═══ MATERIAL
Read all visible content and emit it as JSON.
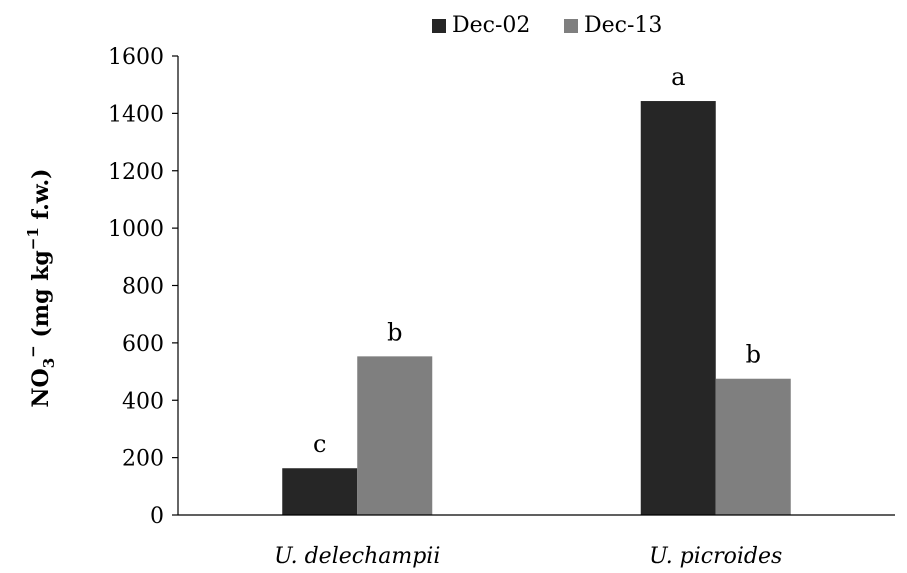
{
  "chart_data": {
    "type": "bar",
    "categories": [
      "U. delechampii",
      "U. picroides"
    ],
    "series": [
      {
        "name": "Dec-02",
        "color": "#262626",
        "values": [
          163,
          1443
        ]
      },
      {
        "name": "Dec-13",
        "color": "#7f7f7f",
        "values": [
          553,
          475
        ]
      }
    ],
    "annotations": [
      [
        "c",
        "b"
      ],
      [
        "a",
        "b"
      ]
    ],
    "ylabel_main": "NO",
    "ylabel_sub": "3",
    "ylabel_sup": "−",
    "ylabel_units_a": " (mg kg",
    "ylabel_units_sup": "−1",
    "ylabel_units_b": " f.w.)",
    "ylim": [
      0,
      1600
    ],
    "yticks": [
      0,
      200,
      400,
      600,
      800,
      1000,
      1200,
      1400,
      1600
    ],
    "grid": false,
    "legend_position": "top"
  }
}
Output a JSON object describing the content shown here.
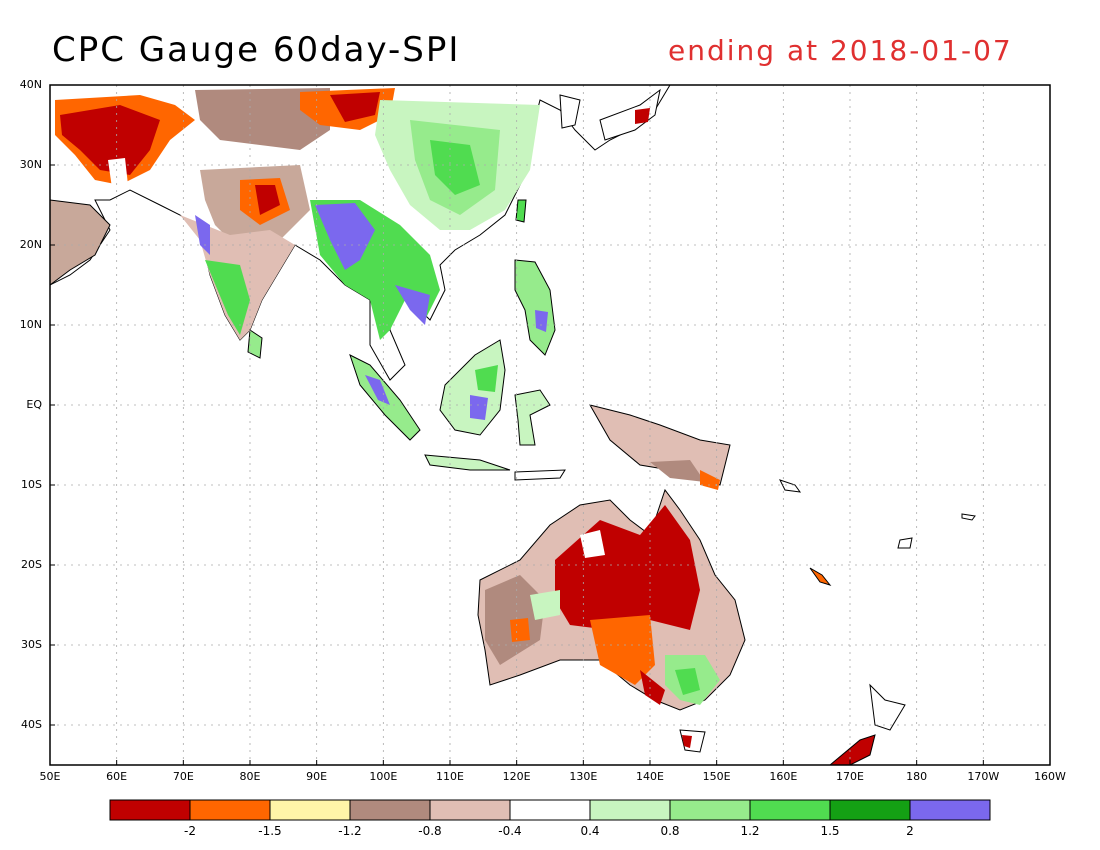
══════
## TASK REQUIREMENTS
Set down every record once more, word for word, without pictures.

## WRITTEN REPLY
Read all visible content and emit it as JSON.
{
  "chart_data": {
    "type": "bar",
    "categories": [
      "U. delechampii",
      "U. picroides"
    ],
    "series": [
      {
        "name": "Dec-02",
        "color": "#262626",
        "values": [
          163,
          1443
        ]
      },
      {
        "name": "Dec-13",
        "color": "#7f7f7f",
        "values": [
          553,
          475
        ]
      }
    ],
    "annotations": [
      [
        "c",
        "b"
      ],
      [
        "a",
        "b"
      ]
    ],
    "ylabel_main": "NO",
    "ylabel_sub": "3",
    "ylabel_sup": "−",
    "ylabel_units_a": " (mg kg",
    "ylabel_units_sup": "−1",
    "ylabel_units_b": " f.w.)",
    "ylim": [
      0,
      1600
    ],
    "yticks": [
      0,
      200,
      400,
      600,
      800,
      1000,
      1200,
      1400,
      1600
    ],
    "grid": false,
    "legend_position": "top"
  }
}
Output a JSON object describing the content shown here.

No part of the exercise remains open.